• REQUEST: Will you quote all of the entries, word for word?

[Lines of data]
----------

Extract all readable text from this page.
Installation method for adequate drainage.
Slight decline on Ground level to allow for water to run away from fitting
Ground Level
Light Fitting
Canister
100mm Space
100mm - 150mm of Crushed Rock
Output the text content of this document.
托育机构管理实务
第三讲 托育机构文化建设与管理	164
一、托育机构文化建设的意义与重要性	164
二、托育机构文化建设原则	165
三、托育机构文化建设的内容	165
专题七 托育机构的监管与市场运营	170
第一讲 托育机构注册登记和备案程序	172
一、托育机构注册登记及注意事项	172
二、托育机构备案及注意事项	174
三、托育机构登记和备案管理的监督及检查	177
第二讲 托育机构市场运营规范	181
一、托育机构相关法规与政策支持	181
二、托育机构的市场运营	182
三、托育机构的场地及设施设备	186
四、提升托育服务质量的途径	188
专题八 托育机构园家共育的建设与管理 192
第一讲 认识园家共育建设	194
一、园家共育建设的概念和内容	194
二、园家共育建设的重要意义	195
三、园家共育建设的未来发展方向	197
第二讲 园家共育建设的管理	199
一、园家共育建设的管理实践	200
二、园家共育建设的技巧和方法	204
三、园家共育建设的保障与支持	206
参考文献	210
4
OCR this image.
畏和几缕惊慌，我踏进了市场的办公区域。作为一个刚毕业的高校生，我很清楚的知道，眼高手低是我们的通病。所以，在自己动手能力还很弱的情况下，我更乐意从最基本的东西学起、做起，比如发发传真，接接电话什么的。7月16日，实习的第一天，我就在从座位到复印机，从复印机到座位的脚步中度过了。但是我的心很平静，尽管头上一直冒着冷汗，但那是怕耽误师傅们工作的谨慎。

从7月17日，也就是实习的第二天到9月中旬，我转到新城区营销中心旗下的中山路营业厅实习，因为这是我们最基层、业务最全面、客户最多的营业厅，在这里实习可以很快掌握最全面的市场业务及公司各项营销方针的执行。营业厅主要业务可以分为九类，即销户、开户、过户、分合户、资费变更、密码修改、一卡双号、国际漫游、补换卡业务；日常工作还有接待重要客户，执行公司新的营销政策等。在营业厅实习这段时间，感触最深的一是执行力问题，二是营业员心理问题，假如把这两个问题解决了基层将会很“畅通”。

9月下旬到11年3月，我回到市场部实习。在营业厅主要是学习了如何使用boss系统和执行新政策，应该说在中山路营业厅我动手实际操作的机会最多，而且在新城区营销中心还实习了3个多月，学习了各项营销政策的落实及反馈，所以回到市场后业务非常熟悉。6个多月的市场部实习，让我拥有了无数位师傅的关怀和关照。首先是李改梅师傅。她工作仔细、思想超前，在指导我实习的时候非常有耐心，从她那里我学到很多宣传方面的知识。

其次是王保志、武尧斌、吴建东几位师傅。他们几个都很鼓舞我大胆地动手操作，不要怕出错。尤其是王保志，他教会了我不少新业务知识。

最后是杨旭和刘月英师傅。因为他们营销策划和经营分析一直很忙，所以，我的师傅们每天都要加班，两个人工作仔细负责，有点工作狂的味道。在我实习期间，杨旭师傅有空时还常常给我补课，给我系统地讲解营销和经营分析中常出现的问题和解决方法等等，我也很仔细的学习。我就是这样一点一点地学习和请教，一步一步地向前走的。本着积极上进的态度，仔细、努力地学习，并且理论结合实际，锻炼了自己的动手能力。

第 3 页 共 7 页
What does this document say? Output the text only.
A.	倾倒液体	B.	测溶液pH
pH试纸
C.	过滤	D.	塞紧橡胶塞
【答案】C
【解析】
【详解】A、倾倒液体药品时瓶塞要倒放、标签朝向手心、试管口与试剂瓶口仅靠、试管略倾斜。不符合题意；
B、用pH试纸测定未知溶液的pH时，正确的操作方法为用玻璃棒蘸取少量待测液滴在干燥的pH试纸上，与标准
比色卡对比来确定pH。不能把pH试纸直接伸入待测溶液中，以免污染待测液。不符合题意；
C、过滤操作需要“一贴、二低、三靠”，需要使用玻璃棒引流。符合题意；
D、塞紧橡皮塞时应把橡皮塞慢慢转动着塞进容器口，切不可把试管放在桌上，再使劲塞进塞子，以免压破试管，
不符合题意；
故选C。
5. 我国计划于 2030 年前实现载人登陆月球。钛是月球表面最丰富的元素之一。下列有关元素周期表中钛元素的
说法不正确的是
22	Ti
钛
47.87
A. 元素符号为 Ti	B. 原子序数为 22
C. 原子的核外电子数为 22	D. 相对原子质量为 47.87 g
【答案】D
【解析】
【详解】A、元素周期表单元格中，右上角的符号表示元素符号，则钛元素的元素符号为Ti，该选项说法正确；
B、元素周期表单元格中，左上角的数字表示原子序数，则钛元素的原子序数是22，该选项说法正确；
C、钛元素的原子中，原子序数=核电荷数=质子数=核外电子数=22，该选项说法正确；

----------

• ANSWER FOR THIS EXERCISE:
Extract all readable text from this page.
Installation method for adequate drainage.
Slight decline on Ground level to allow for water to run away from fitting
Ground Level
Light Fitting
Canister
100mm Space
100mm - 150mm of Crushed Rock
Output the text content of this document.
托育机构管理实务
第三讲 托育机构文化建设与管理	164
一、托育机构文化建设的意义与重要性	164
二、托育机构文化建设原则	165
三、托育机构文化建设的内容	165
专题七 托育机构的监管与市场运营	170
第一讲 托育机构注册登记和备案程序	172
一、托育机构注册登记及注意事项	172
二、托育机构备案及注意事项	174
三、托育机构登记和备案管理的监督及检查	177
第二讲 托育机构市场运营规范	181
一、托育机构相关法规与政策支持	181
二、托育机构的市场运营	182
三、托育机构的场地及设施设备	186
四、提升托育服务质量的途径	188
专题八 托育机构园家共育的建设与管理 192
第一讲 认识园家共育建设	194
一、园家共育建设的概念和内容	194
二、园家共育建设的重要意义	195
三、园家共育建设的未来发展方向	197
第二讲 园家共育建设的管理	199
一、园家共育建设的管理实践	200
二、园家共育建设的技巧和方法	204
三、园家共育建设的保障与支持	206
参考文献	210
4
OCR this image.
畏和几缕惊慌，我踏进了市场的办公区域。作为一个刚毕业的高校生，我很清楚的知道，眼高手低是我们的通病。所以，在自己动手能力还很弱的情况下，我更乐意从最基本的东西学起、做起，比如发发传真，接接电话什么的。7月16日，实习的第一天，我就在从座位到复印机，从复印机到座位的脚步中度过了。但是我的心很平静，尽管头上一直冒着冷汗，但那是怕耽误师傅们工作的谨慎。

从7月17日，也就是实习的第二天到9月中旬，我转到新城区营销中心旗下的中山路营业厅实习，因为这是我们最基层、业务最全面、客户最多的营业厅，在这里实习可以很快掌握最全面的市场业务及公司各项营销方针的执行。营业厅主要业务可以分为九类，即销户、开户、过户、分合户、资费变更、密码修改、一卡双号、国际漫游、补换卡业务；日常工作还有接待重要客户，执行公司新的营销政策等。在营业厅实习这段时间，感触最深的一是执行力问题，二是营业员心理问题，假如把这两个问题解决了基层将会很“畅通”。

9月下旬到11年3月，我回到市场部实习。在营业厅主要是学习了如何使用boss系统和执行新政策，应该说在中山路营业厅我动手实际操作的机会最多，而且在新城区营销中心还实习了3个多月，学习了各项营销政策的落实及反馈，所以回到市场后业务非常熟悉。6个多月的市场部实习，让我拥有了无数位师傅的关怀和关照。首先是李改梅师傅。她工作仔细、思想超前，在指导我实习的时候非常有耐心，从她那里我学到很多宣传方面的知识。

其次是王保志、武尧斌、吴建东几位师傅。他们几个都很鼓舞我大胆地动手操作，不要怕出错。尤其是王保志，他教会了我不少新业务知识。

最后是杨旭和刘月英师傅。因为他们营销策划和经营分析一直很忙，所以，我的师傅们每天都要加班，两个人工作仔细负责，有点工作狂的味道。在我实习期间，杨旭师傅有空时还常常给我补课，给我系统地讲解营销和经营分析中常出现的问题和解决方法等等，我也很仔细的学习。我就是这样一点一点地学习和请教，一步一步地向前走的。本着积极上进的态度，仔细、努力地学习，并且理论结合实际，锻炼了自己的动手能力。

第 3 页 共 7 页
What does this document say? Output the text only.
A.	倾倒液体	B.	测溶液pH
pH试纸
C.	过滤	D.	塞紧橡胶塞
【答案】C
【解析】
【详解】A、倾倒液体药品时瓶塞要倒放、标签朝向手心、试管口与试剂瓶口仅靠、试管略倾斜。不符合题意；
B、用pH试纸测定未知溶液的pH时，正确的操作方法为用玻璃棒蘸取少量待测液滴在干燥的pH试纸上，与标准
比色卡对比来确定pH。不能把pH试纸直接伸入待测溶液中，以免污染待测液。不符合题意；
C、过滤操作需要“一贴、二低、三靠”，需要使用玻璃棒引流。符合题意；
D、塞紧橡皮塞时应把橡皮塞慢慢转动着塞进容器口，切不可把试管放在桌上，再使劲塞进塞子，以免压破试管，
不符合题意；
故选C。
5. 我国计划于 2030 年前实现载人登陆月球。钛是月球表面最丰富的元素之一。下列有关元素周期表中钛元素的
说法不正确的是
22	Ti
钛
47.87
A. 元素符号为 Ti	B. 原子序数为 22
C. 原子的核外电子数为 22	D. 相对原子质量为 47.87 g
【答案】D
【解析】
【详解】A、元素周期表单元格中，右上角的符号表示元素符号，则钛元素的元素符号为Ti，该选项说法正确；
B、元素周期表单元格中，左上角的数字表示原子序数，则钛元素的原子序数是22，该选项说法正确；
C、钛元素的原子中，原子序数=核电荷数=质子数=核外电子数=22，该选项说法正确；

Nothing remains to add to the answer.